=== Brief ===
Extract each line from the entries below that has the string "desc" in it.

::::::::::

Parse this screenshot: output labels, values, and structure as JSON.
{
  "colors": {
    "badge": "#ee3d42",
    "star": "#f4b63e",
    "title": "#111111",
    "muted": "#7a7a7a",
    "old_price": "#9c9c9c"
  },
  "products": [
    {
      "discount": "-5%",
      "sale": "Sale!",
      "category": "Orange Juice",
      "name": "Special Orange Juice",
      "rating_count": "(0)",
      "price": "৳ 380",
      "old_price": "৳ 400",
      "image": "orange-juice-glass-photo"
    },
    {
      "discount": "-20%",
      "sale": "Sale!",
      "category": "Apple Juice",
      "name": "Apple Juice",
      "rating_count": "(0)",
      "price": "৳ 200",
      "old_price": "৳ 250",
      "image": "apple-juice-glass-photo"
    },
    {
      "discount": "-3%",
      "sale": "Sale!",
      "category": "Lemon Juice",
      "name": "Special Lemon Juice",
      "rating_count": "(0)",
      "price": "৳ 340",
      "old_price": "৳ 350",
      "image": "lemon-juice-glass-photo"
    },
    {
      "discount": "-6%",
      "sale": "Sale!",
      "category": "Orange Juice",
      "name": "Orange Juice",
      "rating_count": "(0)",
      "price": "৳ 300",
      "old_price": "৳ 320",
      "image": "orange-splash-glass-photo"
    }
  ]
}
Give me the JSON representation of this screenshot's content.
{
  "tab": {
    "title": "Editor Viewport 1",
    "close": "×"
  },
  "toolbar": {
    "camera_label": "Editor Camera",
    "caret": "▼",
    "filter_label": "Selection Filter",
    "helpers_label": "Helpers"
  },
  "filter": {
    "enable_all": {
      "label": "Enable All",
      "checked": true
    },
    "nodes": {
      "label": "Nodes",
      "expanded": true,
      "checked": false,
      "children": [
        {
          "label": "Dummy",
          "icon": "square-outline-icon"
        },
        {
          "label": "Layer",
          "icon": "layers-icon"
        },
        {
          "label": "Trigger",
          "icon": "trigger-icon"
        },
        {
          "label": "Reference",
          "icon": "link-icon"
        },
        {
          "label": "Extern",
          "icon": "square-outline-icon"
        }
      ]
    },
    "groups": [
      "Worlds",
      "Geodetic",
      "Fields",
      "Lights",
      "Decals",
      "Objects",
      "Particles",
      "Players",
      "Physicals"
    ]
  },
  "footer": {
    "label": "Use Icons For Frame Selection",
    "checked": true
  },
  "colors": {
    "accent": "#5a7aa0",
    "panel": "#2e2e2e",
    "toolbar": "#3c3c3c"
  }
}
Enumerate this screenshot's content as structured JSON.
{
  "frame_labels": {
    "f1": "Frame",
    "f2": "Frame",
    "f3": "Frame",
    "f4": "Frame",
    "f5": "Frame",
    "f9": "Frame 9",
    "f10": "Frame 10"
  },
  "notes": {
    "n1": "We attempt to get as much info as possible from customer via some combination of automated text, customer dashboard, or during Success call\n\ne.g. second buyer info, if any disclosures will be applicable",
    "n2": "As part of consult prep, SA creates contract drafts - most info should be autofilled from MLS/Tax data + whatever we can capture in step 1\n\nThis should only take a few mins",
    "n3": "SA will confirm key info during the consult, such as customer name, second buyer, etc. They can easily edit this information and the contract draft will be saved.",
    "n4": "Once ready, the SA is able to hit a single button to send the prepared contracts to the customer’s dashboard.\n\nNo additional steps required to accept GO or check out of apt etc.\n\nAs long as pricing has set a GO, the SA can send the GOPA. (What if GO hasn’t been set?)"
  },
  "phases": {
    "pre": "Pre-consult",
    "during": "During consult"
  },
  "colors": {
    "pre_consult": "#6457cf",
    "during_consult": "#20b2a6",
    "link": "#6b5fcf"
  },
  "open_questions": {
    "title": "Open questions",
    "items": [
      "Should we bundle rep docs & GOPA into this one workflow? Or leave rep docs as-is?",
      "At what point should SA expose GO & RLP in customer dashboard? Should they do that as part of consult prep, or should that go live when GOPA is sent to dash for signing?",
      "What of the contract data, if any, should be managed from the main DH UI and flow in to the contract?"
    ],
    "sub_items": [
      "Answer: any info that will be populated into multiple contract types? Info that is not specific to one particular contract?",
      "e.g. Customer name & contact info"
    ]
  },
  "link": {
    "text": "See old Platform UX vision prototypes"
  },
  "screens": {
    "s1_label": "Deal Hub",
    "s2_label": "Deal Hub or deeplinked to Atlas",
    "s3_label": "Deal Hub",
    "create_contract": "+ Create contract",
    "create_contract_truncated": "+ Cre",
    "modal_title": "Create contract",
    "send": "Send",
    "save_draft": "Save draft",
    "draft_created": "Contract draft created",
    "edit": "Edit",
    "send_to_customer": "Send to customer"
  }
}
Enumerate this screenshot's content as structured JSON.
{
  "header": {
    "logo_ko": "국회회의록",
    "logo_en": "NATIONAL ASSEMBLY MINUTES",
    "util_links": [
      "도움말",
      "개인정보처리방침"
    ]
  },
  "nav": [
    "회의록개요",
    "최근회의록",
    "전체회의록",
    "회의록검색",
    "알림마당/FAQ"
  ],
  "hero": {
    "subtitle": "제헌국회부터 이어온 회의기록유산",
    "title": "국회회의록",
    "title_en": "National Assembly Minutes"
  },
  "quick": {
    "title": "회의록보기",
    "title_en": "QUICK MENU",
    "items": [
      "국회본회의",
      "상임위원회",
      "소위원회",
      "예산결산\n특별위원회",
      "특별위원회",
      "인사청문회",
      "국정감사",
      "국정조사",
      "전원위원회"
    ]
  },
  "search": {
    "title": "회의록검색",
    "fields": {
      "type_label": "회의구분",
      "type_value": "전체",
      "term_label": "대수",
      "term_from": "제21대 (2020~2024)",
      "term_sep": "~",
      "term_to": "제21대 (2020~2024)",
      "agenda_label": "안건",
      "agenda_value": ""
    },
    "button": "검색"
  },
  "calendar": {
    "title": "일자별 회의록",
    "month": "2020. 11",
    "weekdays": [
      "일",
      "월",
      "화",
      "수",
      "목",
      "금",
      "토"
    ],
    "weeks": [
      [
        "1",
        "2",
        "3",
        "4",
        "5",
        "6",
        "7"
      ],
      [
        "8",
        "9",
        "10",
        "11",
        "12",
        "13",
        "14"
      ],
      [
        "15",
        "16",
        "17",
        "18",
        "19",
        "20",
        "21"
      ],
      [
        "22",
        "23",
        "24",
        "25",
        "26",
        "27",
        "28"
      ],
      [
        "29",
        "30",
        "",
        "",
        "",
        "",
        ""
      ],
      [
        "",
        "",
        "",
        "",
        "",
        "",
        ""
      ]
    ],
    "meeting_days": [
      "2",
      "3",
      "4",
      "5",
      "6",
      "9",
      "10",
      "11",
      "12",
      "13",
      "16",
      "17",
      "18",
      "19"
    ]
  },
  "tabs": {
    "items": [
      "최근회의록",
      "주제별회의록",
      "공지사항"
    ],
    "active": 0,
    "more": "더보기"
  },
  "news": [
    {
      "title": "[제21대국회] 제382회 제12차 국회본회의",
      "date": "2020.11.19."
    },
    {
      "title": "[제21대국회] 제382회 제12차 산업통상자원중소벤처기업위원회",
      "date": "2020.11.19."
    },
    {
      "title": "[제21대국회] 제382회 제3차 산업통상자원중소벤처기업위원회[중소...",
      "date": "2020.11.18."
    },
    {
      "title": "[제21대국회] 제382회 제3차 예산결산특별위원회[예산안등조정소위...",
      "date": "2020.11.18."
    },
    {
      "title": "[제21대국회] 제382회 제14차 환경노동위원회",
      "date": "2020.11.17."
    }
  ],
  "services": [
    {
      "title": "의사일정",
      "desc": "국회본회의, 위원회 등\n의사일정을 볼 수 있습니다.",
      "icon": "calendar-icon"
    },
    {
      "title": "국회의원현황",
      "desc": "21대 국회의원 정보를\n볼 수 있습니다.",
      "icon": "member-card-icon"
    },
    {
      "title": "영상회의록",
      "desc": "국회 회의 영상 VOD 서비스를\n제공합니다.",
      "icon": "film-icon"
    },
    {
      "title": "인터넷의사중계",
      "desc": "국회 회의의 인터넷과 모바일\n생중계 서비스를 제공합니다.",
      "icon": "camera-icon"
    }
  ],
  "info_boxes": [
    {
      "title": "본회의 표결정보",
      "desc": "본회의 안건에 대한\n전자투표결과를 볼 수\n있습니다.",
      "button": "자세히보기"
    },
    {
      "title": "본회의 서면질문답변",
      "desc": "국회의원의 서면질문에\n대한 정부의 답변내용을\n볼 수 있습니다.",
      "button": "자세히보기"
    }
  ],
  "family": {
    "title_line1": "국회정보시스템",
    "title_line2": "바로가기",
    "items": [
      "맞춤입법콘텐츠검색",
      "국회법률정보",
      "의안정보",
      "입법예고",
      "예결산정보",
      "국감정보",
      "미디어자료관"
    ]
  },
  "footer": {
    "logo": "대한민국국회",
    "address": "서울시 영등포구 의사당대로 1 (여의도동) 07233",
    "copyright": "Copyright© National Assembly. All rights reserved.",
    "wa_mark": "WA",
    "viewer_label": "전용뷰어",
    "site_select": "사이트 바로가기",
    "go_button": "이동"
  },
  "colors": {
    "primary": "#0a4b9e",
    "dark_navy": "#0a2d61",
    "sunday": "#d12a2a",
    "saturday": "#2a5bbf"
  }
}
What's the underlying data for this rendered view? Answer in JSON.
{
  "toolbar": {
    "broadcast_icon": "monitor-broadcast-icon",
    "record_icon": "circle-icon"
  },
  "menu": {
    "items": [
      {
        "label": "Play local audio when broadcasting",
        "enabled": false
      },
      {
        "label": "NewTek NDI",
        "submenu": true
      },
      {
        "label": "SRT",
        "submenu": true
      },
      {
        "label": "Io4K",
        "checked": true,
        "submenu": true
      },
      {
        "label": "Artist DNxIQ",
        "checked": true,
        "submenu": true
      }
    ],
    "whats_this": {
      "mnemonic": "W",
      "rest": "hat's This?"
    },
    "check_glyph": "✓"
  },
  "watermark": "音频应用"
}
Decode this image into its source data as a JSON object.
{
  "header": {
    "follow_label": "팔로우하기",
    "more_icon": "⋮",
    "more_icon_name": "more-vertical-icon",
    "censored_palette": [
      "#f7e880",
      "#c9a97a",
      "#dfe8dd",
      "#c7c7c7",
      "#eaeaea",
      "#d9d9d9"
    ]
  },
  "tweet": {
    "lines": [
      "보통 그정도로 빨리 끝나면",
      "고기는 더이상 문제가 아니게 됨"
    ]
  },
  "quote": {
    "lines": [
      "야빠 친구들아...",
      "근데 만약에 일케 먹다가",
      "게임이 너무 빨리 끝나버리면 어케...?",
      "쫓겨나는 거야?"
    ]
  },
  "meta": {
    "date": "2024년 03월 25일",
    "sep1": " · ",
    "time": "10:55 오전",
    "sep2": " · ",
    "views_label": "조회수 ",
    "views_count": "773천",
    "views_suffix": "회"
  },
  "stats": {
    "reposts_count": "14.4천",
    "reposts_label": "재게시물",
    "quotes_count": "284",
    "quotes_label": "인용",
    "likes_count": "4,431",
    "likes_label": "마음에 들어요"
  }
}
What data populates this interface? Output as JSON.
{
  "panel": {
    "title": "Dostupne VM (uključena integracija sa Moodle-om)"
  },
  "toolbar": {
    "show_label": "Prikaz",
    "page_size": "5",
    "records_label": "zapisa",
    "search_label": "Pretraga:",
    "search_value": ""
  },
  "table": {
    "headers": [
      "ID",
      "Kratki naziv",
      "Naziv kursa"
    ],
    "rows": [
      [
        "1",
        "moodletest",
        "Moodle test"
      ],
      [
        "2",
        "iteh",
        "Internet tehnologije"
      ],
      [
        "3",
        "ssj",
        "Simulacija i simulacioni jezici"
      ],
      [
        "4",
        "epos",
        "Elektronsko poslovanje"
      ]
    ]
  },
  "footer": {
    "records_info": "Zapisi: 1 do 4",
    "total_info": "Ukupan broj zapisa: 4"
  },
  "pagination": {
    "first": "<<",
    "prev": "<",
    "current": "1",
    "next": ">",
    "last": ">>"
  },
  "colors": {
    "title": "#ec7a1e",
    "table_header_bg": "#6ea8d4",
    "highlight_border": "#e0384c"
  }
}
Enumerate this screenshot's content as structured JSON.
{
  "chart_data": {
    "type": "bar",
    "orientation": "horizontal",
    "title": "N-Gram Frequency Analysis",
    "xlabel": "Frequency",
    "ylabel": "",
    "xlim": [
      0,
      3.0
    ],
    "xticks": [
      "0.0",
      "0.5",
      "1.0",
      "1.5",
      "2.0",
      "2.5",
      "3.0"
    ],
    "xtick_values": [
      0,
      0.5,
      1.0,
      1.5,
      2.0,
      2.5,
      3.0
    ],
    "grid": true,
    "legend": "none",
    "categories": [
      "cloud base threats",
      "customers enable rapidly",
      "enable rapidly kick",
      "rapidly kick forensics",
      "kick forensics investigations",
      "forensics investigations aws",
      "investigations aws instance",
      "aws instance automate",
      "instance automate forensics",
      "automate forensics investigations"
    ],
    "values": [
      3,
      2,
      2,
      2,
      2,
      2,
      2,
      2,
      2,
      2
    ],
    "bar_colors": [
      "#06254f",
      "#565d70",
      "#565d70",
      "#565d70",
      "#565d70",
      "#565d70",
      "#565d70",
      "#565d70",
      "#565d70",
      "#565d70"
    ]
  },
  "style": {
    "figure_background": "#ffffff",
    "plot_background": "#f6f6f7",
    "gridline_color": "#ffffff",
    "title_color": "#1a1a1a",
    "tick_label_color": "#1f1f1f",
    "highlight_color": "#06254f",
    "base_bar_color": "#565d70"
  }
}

::::::::::

=== Finished exercise ===
      "desc": "국회본회의, 위원회 등\n의사일정을 볼 수 있습니다.",
      "desc": "21대 국회의원 정보를\n볼 수 있습니다.",
      "desc": "국회 회의 영상 VOD 서비스를\n제공합니다.",
      "desc": "국회 회의의 인터넷과 모바일\n생중계 서비스를 제공합니다.",
      "desc": "본회의 안건에 대한\n전자투표결과를 볼 수\n있습니다.",
      "desc": "국회의원의 서면질문에\n대한 정부의 답변내용을\n볼 수 있습니다.",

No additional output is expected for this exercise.